Consegna: Modifica tutte le righe sostituendo ogni occorrenza di "legend-marker" con "indicatore-legenda" e lasciando il resto invariato. Ometti le immagini dalla risposta.

── Righe riportate ──

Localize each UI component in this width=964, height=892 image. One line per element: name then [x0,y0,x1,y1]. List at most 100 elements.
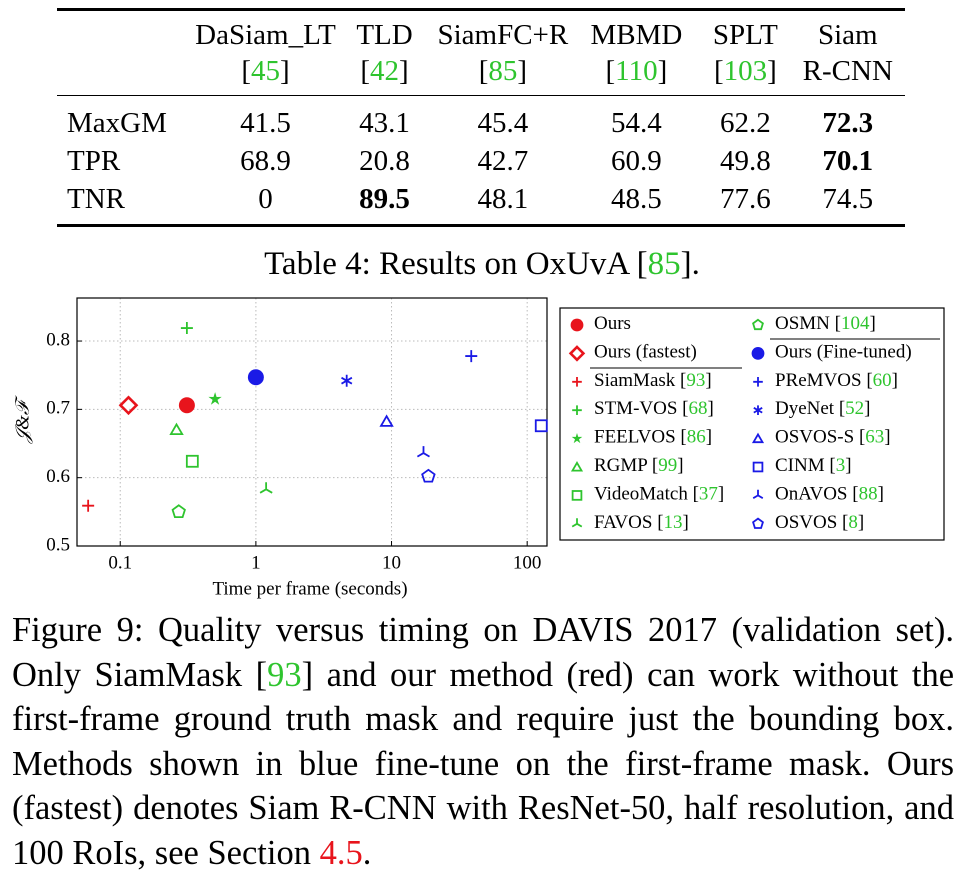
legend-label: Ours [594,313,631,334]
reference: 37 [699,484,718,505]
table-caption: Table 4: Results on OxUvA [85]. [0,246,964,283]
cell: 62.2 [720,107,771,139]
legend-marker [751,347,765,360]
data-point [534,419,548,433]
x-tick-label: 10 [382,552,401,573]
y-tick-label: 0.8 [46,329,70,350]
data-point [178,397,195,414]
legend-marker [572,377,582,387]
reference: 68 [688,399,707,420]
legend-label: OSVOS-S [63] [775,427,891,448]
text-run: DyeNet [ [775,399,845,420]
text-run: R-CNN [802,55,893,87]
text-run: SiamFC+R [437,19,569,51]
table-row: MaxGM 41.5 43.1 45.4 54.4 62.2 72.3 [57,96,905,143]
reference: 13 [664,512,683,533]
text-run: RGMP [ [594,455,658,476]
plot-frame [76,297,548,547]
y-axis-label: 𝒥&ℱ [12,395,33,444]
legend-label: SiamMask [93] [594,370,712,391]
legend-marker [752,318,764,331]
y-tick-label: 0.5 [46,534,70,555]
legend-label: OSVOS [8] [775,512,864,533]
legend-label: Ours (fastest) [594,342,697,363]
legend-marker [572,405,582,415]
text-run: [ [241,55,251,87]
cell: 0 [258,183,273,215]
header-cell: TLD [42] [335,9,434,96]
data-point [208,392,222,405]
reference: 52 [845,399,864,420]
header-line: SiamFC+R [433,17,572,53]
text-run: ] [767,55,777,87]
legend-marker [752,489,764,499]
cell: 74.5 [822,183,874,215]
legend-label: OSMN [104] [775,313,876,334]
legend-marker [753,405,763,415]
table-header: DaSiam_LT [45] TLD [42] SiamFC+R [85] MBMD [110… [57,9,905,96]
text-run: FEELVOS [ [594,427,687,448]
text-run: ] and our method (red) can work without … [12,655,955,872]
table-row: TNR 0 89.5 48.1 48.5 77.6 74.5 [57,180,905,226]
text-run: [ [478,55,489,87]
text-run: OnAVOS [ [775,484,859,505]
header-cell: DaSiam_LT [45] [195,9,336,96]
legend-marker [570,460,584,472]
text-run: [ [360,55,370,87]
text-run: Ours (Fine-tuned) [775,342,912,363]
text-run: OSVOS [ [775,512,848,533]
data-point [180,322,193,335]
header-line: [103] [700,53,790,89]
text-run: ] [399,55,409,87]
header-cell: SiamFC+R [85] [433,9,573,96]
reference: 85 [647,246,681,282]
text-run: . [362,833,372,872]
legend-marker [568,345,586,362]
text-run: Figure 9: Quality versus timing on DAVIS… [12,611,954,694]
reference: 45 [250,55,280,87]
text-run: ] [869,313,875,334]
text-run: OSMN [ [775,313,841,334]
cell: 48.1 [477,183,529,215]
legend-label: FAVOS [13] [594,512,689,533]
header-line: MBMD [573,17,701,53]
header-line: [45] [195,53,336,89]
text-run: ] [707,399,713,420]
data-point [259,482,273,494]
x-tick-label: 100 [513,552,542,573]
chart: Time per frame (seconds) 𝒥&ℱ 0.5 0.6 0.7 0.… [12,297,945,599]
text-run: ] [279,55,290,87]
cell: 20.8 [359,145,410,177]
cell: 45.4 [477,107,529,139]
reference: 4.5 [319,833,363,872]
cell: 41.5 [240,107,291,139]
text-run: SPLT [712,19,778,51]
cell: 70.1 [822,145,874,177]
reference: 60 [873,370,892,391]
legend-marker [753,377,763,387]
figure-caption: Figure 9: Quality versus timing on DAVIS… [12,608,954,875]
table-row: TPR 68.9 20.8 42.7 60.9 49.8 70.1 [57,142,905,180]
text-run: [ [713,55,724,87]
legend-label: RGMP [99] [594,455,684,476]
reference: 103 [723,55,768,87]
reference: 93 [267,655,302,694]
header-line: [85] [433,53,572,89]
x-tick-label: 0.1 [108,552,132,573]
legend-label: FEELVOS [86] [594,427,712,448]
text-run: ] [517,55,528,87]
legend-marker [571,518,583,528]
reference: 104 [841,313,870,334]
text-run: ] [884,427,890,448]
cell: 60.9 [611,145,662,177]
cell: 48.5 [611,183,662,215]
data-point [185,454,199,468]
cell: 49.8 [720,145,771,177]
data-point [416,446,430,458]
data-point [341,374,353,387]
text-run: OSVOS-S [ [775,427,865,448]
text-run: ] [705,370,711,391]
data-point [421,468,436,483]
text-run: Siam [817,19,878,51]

───

Risposta al compito:
Localize each UI component in this width=964, height=892 image. One line per element: name then [x0,y0,x1,y1]. List at most 100 elements.
legend-label: Ours [594,313,631,334]
reference: 37 [699,484,718,505]
table-caption: Table 4: Results on OxUvA [85]. [0,246,964,283]
cell: 62.2 [720,107,771,139]
indicatore-legenda [751,347,765,360]
data-point [534,419,548,433]
x-tick-label: 10 [382,552,401,573]
y-tick-label: 0.8 [46,329,70,350]
data-point [178,397,195,414]
indicatore-legenda [572,377,582,387]
reference: 68 [688,399,707,420]
legend-label: OSVOS-S [63] [775,427,891,448]
text-run: DyeNet [ [775,399,845,420]
text-run: R-CNN [802,55,893,87]
text-run: SiamFC+R [437,19,569,51]
table-row: MaxGM 41.5 43.1 45.4 54.4 62.2 72.3 [57,96,905,143]
reference: 13 [664,512,683,533]
text-run: RGMP [ [594,455,658,476]
plot-frame [76,297,548,547]
y-axis-label: 𝒥&ℱ [12,395,33,444]
legend-label: SiamMask [93] [594,370,712,391]
indicatore-legenda [752,318,764,331]
y-tick-label: 0.5 [46,534,70,555]
legend-label: OSVOS [8] [775,512,864,533]
legend-label: Ours (fastest) [594,342,697,363]
indicatore-legenda [572,405,582,415]
text-run: [ [241,55,251,87]
cell: 0 [258,183,273,215]
header-cell: TLD [42] [335,9,434,96]
data-point [208,392,222,405]
reference: 52 [845,399,864,420]
header-line: SiamFC+R [433,17,572,53]
text-run: ] [767,55,777,87]
indicatore-legenda [752,489,764,499]
cell: 74.5 [822,183,874,215]
legend-label: OSMN [104] [775,313,876,334]
indicatore-legenda [753,405,763,415]
table-header: DaSiam_LT [45] TLD [42] SiamFC+R [85] MBMD [110… [57,9,905,96]
text-run: FEELVOS [ [594,427,687,448]
text-run: ] and our method (red) can work without … [12,655,955,872]
table-row: TNR 0 89.5 48.1 48.5 77.6 74.5 [57,180,905,226]
text-run: [ [478,55,489,87]
text-run: OnAVOS [ [775,484,859,505]
header-cell: DaSiam_LT [45] [195,9,336,96]
indicatore-legenda [570,460,584,472]
text-run: [ [360,55,370,87]
text-run: Ours (Fine-tuned) [775,342,912,363]
text-run: OSVOS [ [775,512,848,533]
data-point [180,322,193,335]
header-line: [103] [700,53,790,89]
text-run: ] [399,55,409,87]
header-cell: SiamFC+R [85] [433,9,573,96]
reference: 85 [647,246,681,282]
text-run: . [362,833,372,872]
indicatore-legenda [568,345,586,362]
text-run: Figure 9: Quality versus timing on DAVIS… [12,611,954,694]
reference: 45 [250,55,280,87]
text-run: ] [869,313,875,334]
text-run: OSMN [ [775,313,841,334]
cell: 48.1 [477,183,529,215]
legend-label: FAVOS [13] [594,512,689,533]
header-line: MBMD [573,17,701,53]
header-line: [45] [195,53,336,89]
text-run: ] [707,399,713,420]
data-point [259,482,273,494]
x-tick-label: 100 [513,552,542,573]
chart: Time per frame (seconds) 𝒥&ℱ 0.5 0.6 0.7 0.… [12,297,945,599]
text-run: ] [279,55,290,87]
cell: 20.8 [359,145,410,177]
cell: 45.4 [477,107,529,139]
reference: 4.5 [319,833,363,872]
cell: 41.5 [240,107,291,139]
text-run: SPLT [712,19,778,51]
cell: 70.1 [822,145,874,177]
reference: 60 [873,370,892,391]
indicatore-legenda [753,377,763,387]
figure-caption: Figure 9: Quality versus timing on DAVIS… [12,608,954,875]
table-row: TPR 68.9 20.8 42.7 60.9 49.8 70.1 [57,142,905,180]
text-run: [ [713,55,724,87]
legend-label: RGMP [99] [594,455,684,476]
reference: 103 [723,55,768,87]
reference: 93 [267,655,302,694]
header-line: [85] [433,53,572,89]
x-tick-label: 0.1 [108,552,132,573]
legend-label: FEELVOS [86] [594,427,712,448]
text-run: ] [517,55,528,87]
indicatore-legenda [571,518,583,528]
reference: 104 [841,313,870,334]
text-run: ] [884,427,890,448]
cell: 60.9 [611,145,662,177]
cell: 48.5 [611,183,662,215]
data-point [185,454,199,468]
cell: 49.8 [720,145,771,177]
data-point [416,446,430,458]
data-point [341,374,353,387]
text-run: OSVOS-S [ [775,427,865,448]
text-run: ] [705,370,711,391]
data-point [421,468,436,483]
text-run: Siam [817,19,878,51]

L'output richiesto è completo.